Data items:
::::
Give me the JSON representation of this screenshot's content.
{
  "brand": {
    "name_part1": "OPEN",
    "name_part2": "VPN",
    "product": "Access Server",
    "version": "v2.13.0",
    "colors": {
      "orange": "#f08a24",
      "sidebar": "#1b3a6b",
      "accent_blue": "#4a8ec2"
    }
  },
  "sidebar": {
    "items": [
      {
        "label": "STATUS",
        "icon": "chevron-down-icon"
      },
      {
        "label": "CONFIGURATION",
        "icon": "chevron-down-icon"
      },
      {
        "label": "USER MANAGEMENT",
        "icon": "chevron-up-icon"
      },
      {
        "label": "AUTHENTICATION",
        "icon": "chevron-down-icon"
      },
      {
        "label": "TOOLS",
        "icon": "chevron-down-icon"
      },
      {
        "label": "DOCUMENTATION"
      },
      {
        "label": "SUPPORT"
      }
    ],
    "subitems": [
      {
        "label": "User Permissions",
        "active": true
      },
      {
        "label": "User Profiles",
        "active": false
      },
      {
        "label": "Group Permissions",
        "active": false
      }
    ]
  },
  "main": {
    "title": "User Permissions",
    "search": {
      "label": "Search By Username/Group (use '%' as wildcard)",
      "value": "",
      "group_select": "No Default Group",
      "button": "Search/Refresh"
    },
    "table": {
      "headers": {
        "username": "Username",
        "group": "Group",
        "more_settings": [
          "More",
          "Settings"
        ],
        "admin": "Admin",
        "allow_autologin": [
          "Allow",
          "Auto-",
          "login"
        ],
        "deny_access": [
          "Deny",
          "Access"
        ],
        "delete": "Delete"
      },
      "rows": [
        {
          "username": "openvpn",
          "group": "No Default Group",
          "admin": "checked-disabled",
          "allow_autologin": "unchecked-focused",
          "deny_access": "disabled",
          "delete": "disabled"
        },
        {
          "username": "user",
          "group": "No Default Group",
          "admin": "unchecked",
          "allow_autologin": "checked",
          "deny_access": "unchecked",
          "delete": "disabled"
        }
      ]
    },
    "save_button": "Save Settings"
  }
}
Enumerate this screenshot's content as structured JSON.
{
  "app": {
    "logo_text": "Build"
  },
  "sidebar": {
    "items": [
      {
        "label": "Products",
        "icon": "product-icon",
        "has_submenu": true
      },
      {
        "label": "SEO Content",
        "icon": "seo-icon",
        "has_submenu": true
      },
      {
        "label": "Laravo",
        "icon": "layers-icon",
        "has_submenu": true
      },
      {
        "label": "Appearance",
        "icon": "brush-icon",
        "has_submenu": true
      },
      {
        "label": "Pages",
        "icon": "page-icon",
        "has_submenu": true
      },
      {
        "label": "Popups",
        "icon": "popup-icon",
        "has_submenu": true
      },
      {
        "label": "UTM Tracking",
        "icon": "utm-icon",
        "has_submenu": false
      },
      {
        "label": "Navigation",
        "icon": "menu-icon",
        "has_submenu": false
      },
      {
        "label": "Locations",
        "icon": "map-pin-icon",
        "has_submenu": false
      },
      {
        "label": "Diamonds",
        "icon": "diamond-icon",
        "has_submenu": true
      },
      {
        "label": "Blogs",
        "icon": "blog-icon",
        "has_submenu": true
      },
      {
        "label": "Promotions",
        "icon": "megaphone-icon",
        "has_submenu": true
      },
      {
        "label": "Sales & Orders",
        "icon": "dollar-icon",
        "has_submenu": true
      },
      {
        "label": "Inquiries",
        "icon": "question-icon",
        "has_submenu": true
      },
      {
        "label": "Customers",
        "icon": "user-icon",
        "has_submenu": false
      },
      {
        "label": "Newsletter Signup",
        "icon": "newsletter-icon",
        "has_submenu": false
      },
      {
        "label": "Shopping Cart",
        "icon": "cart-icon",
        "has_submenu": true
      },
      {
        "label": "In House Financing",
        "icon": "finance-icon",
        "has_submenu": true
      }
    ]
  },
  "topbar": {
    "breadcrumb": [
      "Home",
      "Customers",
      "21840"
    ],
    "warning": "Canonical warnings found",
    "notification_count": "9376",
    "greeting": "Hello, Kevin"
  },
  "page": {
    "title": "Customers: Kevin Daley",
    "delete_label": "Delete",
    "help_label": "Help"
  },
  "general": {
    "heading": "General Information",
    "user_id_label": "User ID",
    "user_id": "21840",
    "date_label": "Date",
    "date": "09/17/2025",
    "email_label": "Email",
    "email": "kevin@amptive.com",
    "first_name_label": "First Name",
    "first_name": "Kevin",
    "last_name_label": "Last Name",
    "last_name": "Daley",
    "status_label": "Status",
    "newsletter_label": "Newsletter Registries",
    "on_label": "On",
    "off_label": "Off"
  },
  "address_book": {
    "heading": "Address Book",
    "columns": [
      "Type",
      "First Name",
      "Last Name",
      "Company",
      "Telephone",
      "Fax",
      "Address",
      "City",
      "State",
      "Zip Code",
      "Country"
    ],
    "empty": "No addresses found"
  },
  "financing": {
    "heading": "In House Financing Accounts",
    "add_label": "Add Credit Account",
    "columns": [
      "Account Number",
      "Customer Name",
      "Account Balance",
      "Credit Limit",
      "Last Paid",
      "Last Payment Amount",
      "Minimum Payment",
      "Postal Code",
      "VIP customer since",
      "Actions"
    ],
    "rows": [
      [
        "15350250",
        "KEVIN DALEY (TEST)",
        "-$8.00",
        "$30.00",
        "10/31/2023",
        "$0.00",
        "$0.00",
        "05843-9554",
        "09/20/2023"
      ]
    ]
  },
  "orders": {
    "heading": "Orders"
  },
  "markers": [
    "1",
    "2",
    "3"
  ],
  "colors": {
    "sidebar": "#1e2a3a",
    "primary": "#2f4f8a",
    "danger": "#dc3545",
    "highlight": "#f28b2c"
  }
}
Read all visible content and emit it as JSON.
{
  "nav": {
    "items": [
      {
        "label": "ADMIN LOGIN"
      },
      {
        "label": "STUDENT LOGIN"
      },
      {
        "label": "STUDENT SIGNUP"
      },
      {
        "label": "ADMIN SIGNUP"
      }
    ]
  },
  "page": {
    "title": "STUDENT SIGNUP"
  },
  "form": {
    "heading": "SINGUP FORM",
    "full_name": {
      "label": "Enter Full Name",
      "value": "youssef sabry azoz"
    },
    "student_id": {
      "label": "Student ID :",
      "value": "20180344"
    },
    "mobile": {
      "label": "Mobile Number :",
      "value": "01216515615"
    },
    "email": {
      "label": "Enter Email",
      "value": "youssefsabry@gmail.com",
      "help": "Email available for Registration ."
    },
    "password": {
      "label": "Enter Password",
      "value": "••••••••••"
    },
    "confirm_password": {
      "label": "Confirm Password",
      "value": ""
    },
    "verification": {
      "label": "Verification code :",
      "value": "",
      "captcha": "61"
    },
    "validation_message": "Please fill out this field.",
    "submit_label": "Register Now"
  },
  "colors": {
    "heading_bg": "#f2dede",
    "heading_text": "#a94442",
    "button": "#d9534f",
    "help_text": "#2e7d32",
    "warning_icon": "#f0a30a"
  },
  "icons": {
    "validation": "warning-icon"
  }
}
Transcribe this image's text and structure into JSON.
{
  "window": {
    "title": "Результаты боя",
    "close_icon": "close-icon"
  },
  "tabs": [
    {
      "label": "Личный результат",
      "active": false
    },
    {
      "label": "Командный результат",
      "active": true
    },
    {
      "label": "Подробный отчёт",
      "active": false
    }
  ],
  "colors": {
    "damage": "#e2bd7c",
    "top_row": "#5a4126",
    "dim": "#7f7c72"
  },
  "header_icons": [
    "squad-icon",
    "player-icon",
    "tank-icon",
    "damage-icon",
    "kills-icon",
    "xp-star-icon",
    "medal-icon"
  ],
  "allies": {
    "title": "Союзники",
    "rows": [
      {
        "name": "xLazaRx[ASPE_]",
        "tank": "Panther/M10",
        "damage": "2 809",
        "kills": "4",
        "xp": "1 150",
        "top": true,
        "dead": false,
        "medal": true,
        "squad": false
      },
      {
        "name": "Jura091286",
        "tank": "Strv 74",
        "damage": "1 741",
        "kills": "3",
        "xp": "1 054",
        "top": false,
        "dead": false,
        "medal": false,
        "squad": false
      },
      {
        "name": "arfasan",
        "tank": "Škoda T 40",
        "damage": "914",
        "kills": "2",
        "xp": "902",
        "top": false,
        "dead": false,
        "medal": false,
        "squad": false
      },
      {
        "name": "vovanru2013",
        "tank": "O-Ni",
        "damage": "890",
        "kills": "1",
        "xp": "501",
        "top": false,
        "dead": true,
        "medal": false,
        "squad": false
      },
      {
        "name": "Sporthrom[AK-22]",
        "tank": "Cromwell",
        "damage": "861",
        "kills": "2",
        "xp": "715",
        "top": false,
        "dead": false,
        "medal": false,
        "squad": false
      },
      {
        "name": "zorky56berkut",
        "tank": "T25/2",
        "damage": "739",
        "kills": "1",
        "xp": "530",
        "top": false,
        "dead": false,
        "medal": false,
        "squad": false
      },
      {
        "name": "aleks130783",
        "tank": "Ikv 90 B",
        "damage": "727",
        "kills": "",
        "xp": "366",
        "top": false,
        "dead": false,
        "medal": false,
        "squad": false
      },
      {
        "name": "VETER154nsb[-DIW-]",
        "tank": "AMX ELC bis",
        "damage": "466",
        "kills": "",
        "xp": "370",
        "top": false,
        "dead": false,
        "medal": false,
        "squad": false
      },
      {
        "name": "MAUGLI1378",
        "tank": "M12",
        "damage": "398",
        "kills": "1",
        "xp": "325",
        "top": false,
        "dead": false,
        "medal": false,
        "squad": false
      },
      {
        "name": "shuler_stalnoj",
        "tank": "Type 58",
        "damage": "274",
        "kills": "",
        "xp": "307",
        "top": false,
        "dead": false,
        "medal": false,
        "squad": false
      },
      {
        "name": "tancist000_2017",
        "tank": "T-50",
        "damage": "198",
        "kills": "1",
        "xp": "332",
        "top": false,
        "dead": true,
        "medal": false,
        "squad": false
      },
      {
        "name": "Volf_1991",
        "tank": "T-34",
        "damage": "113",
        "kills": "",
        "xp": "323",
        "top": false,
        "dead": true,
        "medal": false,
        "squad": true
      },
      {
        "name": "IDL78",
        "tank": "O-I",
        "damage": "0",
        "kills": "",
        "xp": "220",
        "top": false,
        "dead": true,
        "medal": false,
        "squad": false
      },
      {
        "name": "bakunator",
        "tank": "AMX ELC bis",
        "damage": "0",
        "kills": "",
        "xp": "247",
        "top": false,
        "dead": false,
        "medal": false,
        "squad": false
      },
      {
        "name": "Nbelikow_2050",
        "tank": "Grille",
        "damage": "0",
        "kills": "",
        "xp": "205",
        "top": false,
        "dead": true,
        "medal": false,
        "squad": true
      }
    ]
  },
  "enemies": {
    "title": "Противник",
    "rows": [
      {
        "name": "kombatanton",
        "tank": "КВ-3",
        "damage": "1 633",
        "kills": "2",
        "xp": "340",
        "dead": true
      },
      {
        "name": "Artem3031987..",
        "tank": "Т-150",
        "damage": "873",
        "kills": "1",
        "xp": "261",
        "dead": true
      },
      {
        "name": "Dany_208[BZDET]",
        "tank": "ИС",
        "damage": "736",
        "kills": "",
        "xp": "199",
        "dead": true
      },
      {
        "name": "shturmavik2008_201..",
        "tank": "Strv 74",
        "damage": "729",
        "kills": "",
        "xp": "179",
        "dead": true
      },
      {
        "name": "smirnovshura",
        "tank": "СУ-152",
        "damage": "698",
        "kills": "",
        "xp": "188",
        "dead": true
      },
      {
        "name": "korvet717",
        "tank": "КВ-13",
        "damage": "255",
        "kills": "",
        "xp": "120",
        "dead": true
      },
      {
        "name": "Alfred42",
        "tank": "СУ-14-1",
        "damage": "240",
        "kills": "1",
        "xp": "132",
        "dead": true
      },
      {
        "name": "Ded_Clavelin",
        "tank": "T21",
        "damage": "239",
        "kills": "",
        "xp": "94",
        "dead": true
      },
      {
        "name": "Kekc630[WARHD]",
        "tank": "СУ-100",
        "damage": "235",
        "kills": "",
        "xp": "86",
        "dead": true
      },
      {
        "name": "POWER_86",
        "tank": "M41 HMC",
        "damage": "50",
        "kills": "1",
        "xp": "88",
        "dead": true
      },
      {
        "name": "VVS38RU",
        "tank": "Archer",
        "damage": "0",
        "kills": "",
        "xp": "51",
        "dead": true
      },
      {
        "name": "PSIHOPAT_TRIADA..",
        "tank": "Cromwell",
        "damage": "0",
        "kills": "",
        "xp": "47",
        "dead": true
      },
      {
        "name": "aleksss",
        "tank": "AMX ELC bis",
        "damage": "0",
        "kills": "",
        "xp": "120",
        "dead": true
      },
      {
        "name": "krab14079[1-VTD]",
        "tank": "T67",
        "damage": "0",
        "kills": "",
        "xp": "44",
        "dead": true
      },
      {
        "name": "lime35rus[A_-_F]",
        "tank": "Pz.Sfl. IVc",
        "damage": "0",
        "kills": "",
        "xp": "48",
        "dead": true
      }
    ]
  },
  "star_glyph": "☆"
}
::::
_What you should do_
Find the word "Permissions" in the material, then list each line that holds it.

_Response for this exercise_
        "label": "User Permissions",
        "label": "Group Permissions",
    "title": "User Permissions",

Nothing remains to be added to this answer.